_Goal:_ Every record here should be printed again exactly.

┌─ Listed records

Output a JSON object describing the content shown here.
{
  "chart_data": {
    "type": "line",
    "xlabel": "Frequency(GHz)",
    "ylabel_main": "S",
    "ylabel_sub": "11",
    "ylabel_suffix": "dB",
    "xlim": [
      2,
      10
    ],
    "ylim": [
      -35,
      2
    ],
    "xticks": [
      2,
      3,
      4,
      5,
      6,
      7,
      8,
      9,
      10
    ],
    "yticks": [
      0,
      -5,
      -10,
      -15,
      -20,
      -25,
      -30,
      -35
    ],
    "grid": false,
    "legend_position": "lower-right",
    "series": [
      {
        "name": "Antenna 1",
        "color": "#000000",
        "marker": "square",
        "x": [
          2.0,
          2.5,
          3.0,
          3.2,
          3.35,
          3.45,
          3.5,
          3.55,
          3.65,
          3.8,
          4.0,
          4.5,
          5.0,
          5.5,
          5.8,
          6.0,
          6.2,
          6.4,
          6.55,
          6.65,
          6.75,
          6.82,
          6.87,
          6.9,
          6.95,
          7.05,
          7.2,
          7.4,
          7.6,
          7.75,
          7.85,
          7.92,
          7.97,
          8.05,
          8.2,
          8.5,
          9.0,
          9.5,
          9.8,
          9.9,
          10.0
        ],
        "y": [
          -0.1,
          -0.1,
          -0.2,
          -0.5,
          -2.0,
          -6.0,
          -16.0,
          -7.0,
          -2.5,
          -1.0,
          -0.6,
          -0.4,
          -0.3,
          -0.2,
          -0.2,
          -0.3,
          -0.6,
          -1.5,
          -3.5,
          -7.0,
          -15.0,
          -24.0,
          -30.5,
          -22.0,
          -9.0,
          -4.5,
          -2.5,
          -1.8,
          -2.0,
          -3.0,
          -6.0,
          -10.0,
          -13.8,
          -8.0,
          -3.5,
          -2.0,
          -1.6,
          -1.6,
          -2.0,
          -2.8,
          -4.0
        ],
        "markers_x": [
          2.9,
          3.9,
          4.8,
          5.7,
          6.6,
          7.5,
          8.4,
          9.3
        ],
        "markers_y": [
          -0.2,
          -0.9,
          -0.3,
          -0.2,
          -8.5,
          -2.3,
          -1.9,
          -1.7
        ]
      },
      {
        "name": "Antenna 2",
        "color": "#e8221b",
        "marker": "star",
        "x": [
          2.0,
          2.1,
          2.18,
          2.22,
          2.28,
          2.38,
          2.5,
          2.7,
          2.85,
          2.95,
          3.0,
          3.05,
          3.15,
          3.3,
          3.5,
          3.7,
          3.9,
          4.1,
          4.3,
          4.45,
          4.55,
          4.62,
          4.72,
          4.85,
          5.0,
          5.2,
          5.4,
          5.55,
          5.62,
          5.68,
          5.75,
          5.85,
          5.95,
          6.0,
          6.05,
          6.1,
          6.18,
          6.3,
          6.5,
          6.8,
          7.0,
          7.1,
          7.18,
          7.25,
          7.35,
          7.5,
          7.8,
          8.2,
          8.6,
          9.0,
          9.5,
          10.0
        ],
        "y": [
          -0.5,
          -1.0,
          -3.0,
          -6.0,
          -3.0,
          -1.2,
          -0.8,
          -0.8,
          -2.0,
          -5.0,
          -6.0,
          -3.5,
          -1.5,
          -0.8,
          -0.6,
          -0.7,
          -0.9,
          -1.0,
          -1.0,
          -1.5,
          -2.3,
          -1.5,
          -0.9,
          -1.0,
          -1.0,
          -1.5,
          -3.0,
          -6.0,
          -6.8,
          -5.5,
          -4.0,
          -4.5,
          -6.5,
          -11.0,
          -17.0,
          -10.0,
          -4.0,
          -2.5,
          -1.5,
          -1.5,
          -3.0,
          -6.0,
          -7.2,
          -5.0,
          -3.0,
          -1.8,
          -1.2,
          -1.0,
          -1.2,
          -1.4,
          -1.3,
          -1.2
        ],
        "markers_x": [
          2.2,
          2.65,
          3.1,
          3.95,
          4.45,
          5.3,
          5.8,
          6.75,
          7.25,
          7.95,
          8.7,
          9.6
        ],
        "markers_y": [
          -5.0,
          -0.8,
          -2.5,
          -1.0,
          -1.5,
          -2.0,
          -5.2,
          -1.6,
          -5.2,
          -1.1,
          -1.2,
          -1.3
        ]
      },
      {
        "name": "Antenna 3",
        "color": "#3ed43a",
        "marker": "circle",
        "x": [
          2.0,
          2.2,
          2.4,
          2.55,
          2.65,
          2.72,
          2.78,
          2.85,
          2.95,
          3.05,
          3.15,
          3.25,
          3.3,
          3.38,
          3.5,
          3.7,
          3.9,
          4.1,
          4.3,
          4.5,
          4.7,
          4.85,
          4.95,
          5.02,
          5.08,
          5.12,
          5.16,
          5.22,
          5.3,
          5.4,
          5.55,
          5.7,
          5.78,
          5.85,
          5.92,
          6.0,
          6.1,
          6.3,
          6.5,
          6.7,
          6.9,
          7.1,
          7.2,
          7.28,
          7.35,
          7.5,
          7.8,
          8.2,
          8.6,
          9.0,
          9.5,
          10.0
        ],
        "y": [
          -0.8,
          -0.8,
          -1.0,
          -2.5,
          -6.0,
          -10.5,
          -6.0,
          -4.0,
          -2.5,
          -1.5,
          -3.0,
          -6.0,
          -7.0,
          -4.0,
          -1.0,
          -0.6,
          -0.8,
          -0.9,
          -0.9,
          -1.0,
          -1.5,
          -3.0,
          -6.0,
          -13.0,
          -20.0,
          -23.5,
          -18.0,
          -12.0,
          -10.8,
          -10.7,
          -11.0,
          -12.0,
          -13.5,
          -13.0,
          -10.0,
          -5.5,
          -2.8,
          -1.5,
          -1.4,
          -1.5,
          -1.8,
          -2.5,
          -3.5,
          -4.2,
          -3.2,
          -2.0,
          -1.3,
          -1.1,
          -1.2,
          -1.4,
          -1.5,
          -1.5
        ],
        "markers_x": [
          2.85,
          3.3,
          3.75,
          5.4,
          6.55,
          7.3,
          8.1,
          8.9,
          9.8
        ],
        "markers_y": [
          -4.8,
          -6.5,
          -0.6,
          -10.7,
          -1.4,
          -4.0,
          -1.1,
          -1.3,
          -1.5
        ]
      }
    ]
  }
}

└─

_Exercise response:_
Output a JSON object describing the content shown here.
{
  "chart_data": {
    "type": "line",
    "xlabel": "Frequency(GHz)",
    "ylabel_main": "S",
    "ylabel_sub": "11",
    "ylabel_suffix": "dB",
    "xlim": [
      2,
      10
    ],
    "ylim": [
      -35,
      2
    ],
    "xticks": [
      2,
      3,
      4,
      5,
      6,
      7,
      8,
      9,
      10
    ],
    "yticks": [
      0,
      -5,
      -10,
      -15,
      -20,
      -25,
      -30,
      -35
    ],
    "grid": false,
    "legend_position": "lower-right",
    "series": [
      {
        "name": "Antenna 1",
        "color": "#000000",
        "marker": "square",
        "x": [
          2.0,
          2.5,
          3.0,
          3.2,
          3.35,
          3.45,
          3.5,
          3.55,
          3.65,
          3.8,
          4.0,
          4.5,
          5.0,
          5.5,
          5.8,
          6.0,
          6.2,
          6.4,
          6.55,
          6.65,
          6.75,
          6.82,
          6.87,
          6.9,
          6.95,
          7.05,
          7.2,
          7.4,
          7.6,
          7.75,
          7.85,
          7.92,
          7.97,
          8.05,
          8.2,
          8.5,
          9.0,
          9.5,
          9.8,
          9.9,
          10.0
        ],
        "y": [
          -0.1,
          -0.1,
          -0.2,
          -0.5,
          -2.0,
          -6.0,
          -16.0,
          -7.0,
          -2.5,
          -1.0,
          -0.6,
          -0.4,
          -0.3,
          -0.2,
          -0.2,
          -0.3,
          -0.6,
          -1.5,
          -3.5,
          -7.0,
          -15.0,
          -24.0,
          -30.5,
          -22.0,
          -9.0,
          -4.5,
          -2.5,
          -1.8,
          -2.0,
          -3.0,
          -6.0,
          -10.0,
          -13.8,
          -8.0,
          -3.5,
          -2.0,
          -1.6,
          -1.6,
          -2.0,
          -2.8,
          -4.0
        ],
        "markers_x": [
          2.9,
          3.9,
          4.8,
          5.7,
          6.6,
          7.5,
          8.4,
          9.3
        ],
        "markers_y": [
          -0.2,
          -0.9,
          -0.3,
          -0.2,
          -8.5,
          -2.3,
          -1.9,
          -1.7
        ]
      },
      {
        "name": "Antenna 2",
        "color": "#e8221b",
        "marker": "star",
        "x": [
          2.0,
          2.1,
          2.18,
          2.22,
          2.28,
          2.38,
          2.5,
          2.7,
          2.85,
          2.95,
          3.0,
          3.05,
          3.15,
          3.3,
          3.5,
          3.7,
          3.9,
          4.1,
          4.3,
          4.45,
          4.55,
          4.62,
          4.72,
          4.85,
          5.0,
          5.2,
          5.4,
          5.55,
          5.62,
          5.68,
          5.75,
          5.85,
          5.95,
          6.0,
          6.05,
          6.1,
          6.18,
          6.3,
          6.5,
          6.8,
          7.0,
          7.1,
          7.18,
          7.25,
          7.35,
          7.5,
          7.8,
          8.2,
          8.6,
          9.0,
          9.5,
          10.0
        ],
        "y": [
          -0.5,
          -1.0,
          -3.0,
          -6.0,
          -3.0,
          -1.2,
          -0.8,
          -0.8,
          -2.0,
          -5.0,
          -6.0,
          -3.5,
          -1.5,
          -0.8,
          -0.6,
          -0.7,
          -0.9,
          -1.0,
          -1.0,
          -1.5,
          -2.3,
          -1.5,
          -0.9,
          -1.0,
          -1.0,
          -1.5,
          -3.0,
          -6.0,
          -6.8,
          -5.5,
          -4.0,
          -4.5,
          -6.5,
          -11.0,
          -17.0,
          -10.0,
          -4.0,
          -2.5,
          -1.5,
          -1.5,
          -3.0,
          -6.0,
          -7.2,
          -5.0,
          -3.0,
          -1.8,
          -1.2,
          -1.0,
          -1.2,
          -1.4,
          -1.3,
          -1.2
        ],
        "markers_x": [
          2.2,
          2.65,
          3.1,
          3.95,
          4.45,
          5.3,
          5.8,
          6.75,
          7.25,
          7.95,
          8.7,
          9.6
        ],
        "markers_y": [
          -5.0,
          -0.8,
          -2.5,
          -1.0,
          -1.5,
          -2.0,
          -5.2,
          -1.6,
          -5.2,
          -1.1,
          -1.2,
          -1.3
        ]
      },
      {
        "name": "Antenna 3",
        "color": "#3ed43a",
        "marker": "circle",
        "x": [
          2.0,
          2.2,
          2.4,
          2.55,
          2.65,
          2.72,
          2.78,
          2.85,
          2.95,
          3.05,
          3.15,
          3.25,
          3.3,
          3.38,
          3.5,
          3.7,
          3.9,
          4.1,
          4.3,
          4.5,
          4.7,
          4.85,
          4.95,
          5.02,
          5.08,
          5.12,
          5.16,
          5.22,
          5.3,
          5.4,
          5.55,
          5.7,
          5.78,
          5.85,
          5.92,
          6.0,
          6.1,
          6.3,
          6.5,
          6.7,
          6.9,
          7.1,
          7.2,
          7.28,
          7.35,
          7.5,
          7.8,
          8.2,
          8.6,
          9.0,
          9.5,
          10.0
        ],
        "y": [
          -0.8,
          -0.8,
          -1.0,
          -2.5,
          -6.0,
          -10.5,
          -6.0,
          -4.0,
          -2.5,
          -1.5,
          -3.0,
          -6.0,
          -7.0,
          -4.0,
          -1.0,
          -0.6,
          -0.8,
          -0.9,
          -0.9,
          -1.0,
          -1.5,
          -3.0,
          -6.0,
          -13.0,
          -20.0,
          -23.5,
          -18.0,
          -12.0,
          -10.8,
          -10.7,
          -11.0,
          -12.0,
          -13.5,
          -13.0,
          -10.0,
          -5.5,
          -2.8,
          -1.5,
          -1.4,
          -1.5,
          -1.8,
          -2.5,
          -3.5,
          -4.2,
          -3.2,
          -2.0,
          -1.3,
          -1.1,
          -1.2,
          -1.4,
          -1.5,
          -1.5
        ],
        "markers_x": [
          2.85,
          3.3,
          3.75,
          5.4,
          6.55,
          7.3,
          8.1,
          8.9,
          9.8
        ],
        "markers_y": [
          -4.8,
          -6.5,
          -0.6,
          -10.7,
          -1.4,
          -4.0,
          -1.1,
          -1.3,
          -1.5
        ]
      }
    ]
  }
}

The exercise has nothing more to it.